## Begin MATERIAL FOR THIS TASK

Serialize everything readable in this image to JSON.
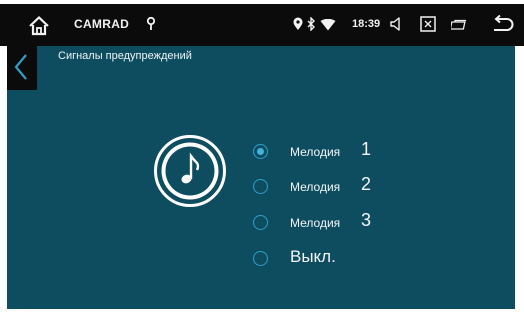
{
  "statusbar": {
    "app_name": "CAMRAD",
    "time": "18:39"
  },
  "page": {
    "title": "Сигналы предупреждений"
  },
  "options": [
    {
      "label": "Мелодия",
      "num": "1",
      "selected": true
    },
    {
      "label": "Мелодия",
      "num": "2",
      "selected": false
    },
    {
      "label": "Мелодия",
      "num": "3",
      "selected": false
    },
    {
      "label": "Выкл.",
      "num": "",
      "selected": false
    }
  ],
  "colors": {
    "panel_bg": "#0e4d60",
    "statusbar_bg": "#0b0b0b",
    "radio_accent": "#3fb2e0"
  },
  "icons": [
    "home-icon",
    "location-icon",
    "gps-icon",
    "bluetooth-icon",
    "wifi-icon",
    "volume-icon",
    "screenshot-icon",
    "window-icon",
    "return-icon",
    "back-arrow-icon",
    "music-note-icon"
  ]
}
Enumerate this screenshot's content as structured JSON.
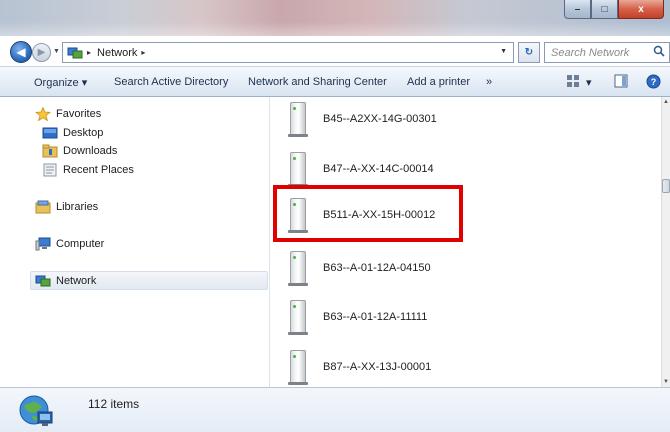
{
  "window": {
    "controls": {
      "minimize": "–",
      "maximize": "□",
      "close": "x"
    }
  },
  "address": {
    "crumb_sep": "▸",
    "location": "Network",
    "dropdown": "▼",
    "refresh": "↻",
    "search_placeholder": "Search Network"
  },
  "nav_buttons": {
    "back": "◀",
    "forward": "▶",
    "history": "▼"
  },
  "toolbar": {
    "organize": "Organize ▾",
    "search_ad": "Search Active Directory",
    "network_sharing": "Network and Sharing Center",
    "add_printer": "Add a printer",
    "more": "»",
    "views_dd": "▾"
  },
  "navpane": {
    "favorites": "Favorites",
    "desktop": "Desktop",
    "downloads": "Downloads",
    "recent_places": "Recent Places",
    "libraries": "Libraries",
    "computer": "Computer",
    "network": "Network"
  },
  "items": [
    {
      "name": "B45--A2XX-14G-00301"
    },
    {
      "name": "B47--A-XX-14C-00014"
    },
    {
      "name": "B511-A-XX-15H-00012",
      "highlighted": true
    },
    {
      "name": "B63--A-01-12A-04150"
    },
    {
      "name": "B63--A-01-12A-11111"
    },
    {
      "name": "B87--A-XX-13J-00001"
    }
  ],
  "scrollbar": {
    "up": "▲",
    "down": "▼"
  },
  "details": {
    "count": "112 items"
  },
  "colors": {
    "highlight": "#e00000",
    "accent": "#2d6cc0"
  }
}
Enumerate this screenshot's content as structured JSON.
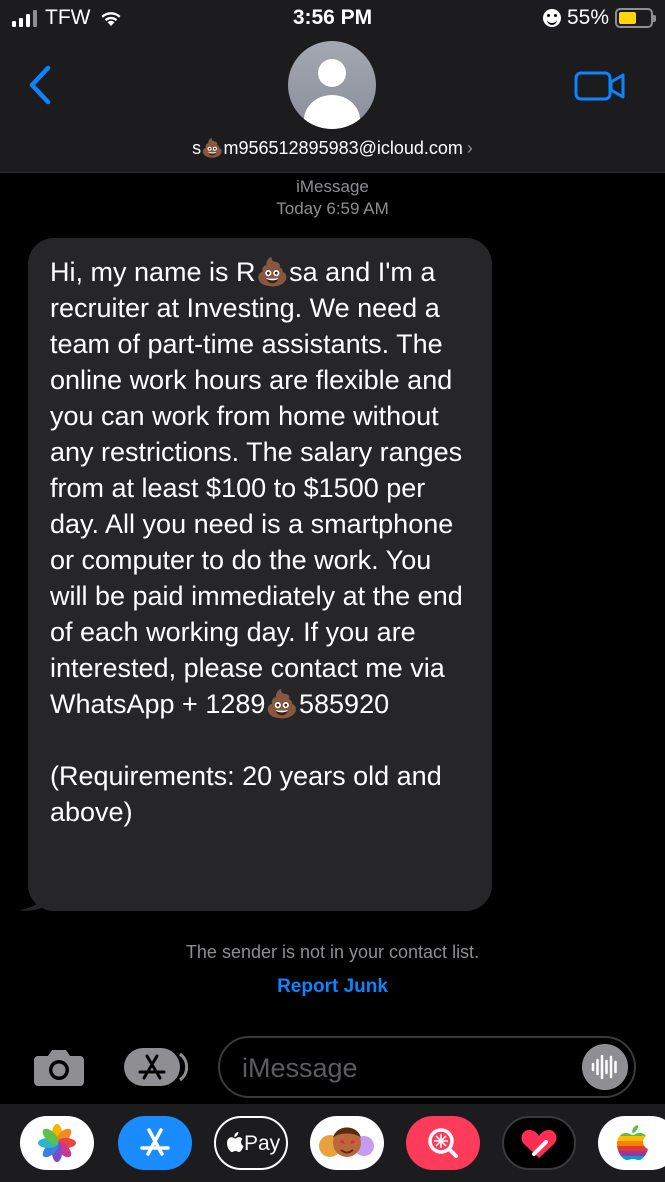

## End MATERIAL FOR THIS TASK

EXERCISE BRIEF – Look through the data above. Each line containing the word "Network" needs to be copied.

SOLUTION TO THIS TASK –
    "location": "Network",
    "search_placeholder": "Search Network"
    "network_sharing": "Network and Sharing Center",
    "network": "Network"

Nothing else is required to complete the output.